| Data extract |
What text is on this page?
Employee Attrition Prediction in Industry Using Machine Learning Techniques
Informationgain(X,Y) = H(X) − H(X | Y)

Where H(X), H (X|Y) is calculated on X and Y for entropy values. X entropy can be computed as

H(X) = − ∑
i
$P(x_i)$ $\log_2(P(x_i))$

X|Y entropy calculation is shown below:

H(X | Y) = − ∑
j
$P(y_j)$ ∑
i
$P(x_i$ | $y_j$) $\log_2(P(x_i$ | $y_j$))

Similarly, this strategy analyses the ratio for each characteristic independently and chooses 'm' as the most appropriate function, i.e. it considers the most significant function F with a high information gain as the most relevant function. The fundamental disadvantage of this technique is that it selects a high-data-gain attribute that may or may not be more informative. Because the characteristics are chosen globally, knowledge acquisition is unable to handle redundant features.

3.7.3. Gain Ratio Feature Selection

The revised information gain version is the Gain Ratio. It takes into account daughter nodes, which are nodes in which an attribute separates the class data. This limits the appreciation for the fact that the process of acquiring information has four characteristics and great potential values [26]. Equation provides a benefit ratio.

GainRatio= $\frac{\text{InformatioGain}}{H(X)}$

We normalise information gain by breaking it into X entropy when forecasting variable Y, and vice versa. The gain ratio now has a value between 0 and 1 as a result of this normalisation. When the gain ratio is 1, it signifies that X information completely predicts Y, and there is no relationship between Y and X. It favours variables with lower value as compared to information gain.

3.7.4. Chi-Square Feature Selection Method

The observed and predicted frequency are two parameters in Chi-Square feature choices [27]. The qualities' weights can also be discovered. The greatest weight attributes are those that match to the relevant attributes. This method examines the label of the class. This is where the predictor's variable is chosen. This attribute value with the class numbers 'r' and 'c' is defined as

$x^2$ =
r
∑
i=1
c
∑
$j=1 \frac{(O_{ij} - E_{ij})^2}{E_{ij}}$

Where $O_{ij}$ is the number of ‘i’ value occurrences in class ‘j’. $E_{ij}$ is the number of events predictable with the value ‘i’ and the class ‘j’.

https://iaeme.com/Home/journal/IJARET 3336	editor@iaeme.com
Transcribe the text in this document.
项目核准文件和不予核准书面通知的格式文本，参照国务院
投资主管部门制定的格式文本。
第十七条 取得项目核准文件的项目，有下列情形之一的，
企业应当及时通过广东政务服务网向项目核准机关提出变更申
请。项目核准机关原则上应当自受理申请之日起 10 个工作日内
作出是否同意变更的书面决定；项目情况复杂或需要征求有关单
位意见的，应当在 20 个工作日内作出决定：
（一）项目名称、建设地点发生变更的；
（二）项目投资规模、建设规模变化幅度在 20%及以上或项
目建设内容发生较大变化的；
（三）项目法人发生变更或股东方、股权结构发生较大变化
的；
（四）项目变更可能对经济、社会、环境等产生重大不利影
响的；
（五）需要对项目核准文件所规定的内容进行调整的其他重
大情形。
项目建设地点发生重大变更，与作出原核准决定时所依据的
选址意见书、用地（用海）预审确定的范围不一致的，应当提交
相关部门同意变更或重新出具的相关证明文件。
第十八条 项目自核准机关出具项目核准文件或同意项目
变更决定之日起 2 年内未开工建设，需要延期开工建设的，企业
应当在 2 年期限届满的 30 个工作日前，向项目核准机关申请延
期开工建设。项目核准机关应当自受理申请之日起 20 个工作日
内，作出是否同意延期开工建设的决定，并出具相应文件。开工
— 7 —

| Requirement |
The line containing "Transcribe the text in this document." marks the start; retype it and each line after it through the end of the records above, exactly.

| Answer to the problem |
Transcribe the text in this document.
项目核准文件和不予核准书面通知的格式文本，参照国务院
投资主管部门制定的格式文本。
第十七条 取得项目核准文件的项目，有下列情形之一的，
企业应当及时通过广东政务服务网向项目核准机关提出变更申
请。项目核准机关原则上应当自受理申请之日起 10 个工作日内
作出是否同意变更的书面决定；项目情况复杂或需要征求有关单
位意见的，应当在 20 个工作日内作出决定：
（一）项目名称、建设地点发生变更的；
（二）项目投资规模、建设规模变化幅度在 20%及以上或项
目建设内容发生较大变化的；
（三）项目法人发生变更或股东方、股权结构发生较大变化
的；
（四）项目变更可能对经济、社会、环境等产生重大不利影
响的；
（五）需要对项目核准文件所规定的内容进行调整的其他重
大情形。
项目建设地点发生重大变更，与作出原核准决定时所依据的
选址意见书、用地（用海）预审确定的范围不一致的，应当提交
相关部门同意变更或重新出具的相关证明文件。
第十八条 项目自核准机关出具项目核准文件或同意项目
变更决定之日起 2 年内未开工建设，需要延期开工建设的，企业
应当在 2 年期限届满的 30 个工作日前，向项目核准机关申请延
期开工建设。项目核准机关应当自受理申请之日起 20 个工作日
内，作出是否同意延期开工建设的决定，并出具相应文件。开工
— 7 —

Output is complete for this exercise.